**Given task:** Find the lines holding the string "JSON" in the data, then copy all of them.

(Data listing)
◆ ◆ ◆
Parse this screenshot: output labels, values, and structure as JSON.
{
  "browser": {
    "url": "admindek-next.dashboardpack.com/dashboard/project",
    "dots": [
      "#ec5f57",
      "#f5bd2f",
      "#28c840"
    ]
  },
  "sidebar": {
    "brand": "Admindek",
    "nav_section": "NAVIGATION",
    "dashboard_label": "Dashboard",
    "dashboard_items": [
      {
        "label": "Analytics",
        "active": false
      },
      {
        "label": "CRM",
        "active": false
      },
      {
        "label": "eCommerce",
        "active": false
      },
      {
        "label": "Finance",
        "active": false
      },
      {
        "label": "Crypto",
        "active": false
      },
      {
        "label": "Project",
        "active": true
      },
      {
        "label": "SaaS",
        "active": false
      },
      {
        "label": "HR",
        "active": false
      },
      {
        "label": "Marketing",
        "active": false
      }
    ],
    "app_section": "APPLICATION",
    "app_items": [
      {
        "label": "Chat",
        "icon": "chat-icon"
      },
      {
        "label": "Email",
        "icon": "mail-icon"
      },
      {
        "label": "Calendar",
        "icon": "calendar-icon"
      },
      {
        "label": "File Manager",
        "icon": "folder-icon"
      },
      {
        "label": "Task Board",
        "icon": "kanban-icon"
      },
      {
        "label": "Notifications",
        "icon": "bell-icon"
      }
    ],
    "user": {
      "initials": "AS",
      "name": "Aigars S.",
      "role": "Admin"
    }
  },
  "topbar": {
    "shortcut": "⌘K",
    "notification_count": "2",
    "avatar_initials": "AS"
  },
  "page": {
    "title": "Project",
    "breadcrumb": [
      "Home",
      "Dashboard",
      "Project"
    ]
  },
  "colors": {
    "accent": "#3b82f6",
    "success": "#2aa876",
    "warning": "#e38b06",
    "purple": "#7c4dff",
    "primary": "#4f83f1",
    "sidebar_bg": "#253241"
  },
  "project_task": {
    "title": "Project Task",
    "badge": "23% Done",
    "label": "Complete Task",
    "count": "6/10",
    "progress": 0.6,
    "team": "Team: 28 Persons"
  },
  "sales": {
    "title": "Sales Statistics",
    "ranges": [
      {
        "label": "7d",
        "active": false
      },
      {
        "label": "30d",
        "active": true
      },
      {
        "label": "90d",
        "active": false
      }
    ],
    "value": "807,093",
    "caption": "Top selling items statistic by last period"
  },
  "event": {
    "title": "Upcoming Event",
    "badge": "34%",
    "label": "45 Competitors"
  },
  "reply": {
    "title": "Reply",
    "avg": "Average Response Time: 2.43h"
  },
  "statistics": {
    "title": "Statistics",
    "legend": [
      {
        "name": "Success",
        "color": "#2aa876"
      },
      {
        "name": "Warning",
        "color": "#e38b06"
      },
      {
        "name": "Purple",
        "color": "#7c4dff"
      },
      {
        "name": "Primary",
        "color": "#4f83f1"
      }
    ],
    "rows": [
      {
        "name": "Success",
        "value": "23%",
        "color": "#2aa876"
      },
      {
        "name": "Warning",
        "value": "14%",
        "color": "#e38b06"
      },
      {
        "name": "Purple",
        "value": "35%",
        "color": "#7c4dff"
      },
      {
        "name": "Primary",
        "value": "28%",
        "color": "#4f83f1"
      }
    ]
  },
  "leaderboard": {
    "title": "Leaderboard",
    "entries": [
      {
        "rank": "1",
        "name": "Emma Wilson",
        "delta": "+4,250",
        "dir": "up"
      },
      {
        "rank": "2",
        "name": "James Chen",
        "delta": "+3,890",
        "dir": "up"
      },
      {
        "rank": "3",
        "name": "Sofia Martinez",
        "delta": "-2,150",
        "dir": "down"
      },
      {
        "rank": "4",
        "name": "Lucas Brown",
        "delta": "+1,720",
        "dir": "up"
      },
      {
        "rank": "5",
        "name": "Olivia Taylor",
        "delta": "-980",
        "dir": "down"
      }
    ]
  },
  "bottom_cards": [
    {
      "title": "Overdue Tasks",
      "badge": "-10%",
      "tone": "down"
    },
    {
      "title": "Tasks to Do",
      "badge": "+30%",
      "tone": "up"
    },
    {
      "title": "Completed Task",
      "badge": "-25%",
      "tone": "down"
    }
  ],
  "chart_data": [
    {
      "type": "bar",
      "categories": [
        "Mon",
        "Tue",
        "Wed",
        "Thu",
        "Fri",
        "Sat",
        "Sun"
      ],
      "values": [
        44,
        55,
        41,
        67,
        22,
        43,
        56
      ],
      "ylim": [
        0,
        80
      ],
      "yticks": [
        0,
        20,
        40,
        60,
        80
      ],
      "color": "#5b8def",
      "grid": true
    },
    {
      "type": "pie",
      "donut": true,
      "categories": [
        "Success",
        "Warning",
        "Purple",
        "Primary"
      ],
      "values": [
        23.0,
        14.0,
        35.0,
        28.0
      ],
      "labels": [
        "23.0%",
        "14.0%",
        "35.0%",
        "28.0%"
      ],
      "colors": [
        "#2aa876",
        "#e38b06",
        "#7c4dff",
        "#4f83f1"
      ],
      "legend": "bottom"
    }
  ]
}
◆ ◆ ◆
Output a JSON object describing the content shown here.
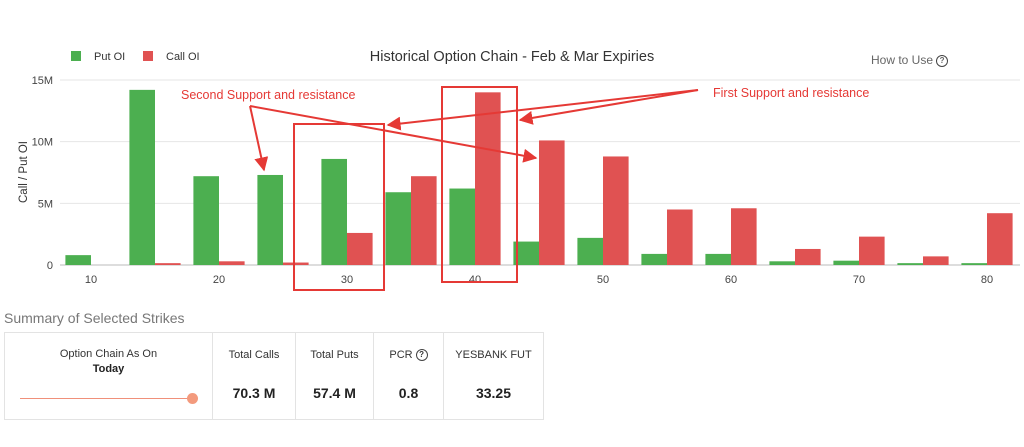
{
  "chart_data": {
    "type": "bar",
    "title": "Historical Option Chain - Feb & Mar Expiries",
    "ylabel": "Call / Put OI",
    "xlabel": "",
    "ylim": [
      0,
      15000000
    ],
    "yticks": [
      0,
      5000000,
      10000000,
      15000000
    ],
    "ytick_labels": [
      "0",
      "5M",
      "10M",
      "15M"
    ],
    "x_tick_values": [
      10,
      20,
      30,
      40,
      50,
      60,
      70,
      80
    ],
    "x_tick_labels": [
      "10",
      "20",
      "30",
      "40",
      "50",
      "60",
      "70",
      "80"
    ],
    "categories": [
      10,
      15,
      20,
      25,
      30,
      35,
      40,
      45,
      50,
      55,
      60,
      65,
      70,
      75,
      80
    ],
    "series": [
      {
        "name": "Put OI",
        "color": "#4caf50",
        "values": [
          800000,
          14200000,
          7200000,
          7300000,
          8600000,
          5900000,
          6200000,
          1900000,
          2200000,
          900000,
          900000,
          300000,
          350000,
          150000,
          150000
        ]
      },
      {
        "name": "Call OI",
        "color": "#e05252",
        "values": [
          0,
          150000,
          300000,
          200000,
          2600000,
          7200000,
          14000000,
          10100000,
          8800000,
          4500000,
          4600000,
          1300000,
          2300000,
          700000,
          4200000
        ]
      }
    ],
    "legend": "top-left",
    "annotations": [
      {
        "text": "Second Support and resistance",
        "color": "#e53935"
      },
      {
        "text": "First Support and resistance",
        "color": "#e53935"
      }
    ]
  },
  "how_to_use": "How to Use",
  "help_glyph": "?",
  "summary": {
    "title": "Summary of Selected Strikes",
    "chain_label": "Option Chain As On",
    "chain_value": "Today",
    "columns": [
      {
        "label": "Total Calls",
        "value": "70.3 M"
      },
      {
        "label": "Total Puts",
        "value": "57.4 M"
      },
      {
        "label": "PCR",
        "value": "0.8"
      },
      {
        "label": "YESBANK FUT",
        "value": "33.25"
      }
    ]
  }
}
◆ ◆ ◆
**Expected answer:**
Parse this screenshot: output labels, values, and structure as JSON.
Output a JSON object describing the content shown here.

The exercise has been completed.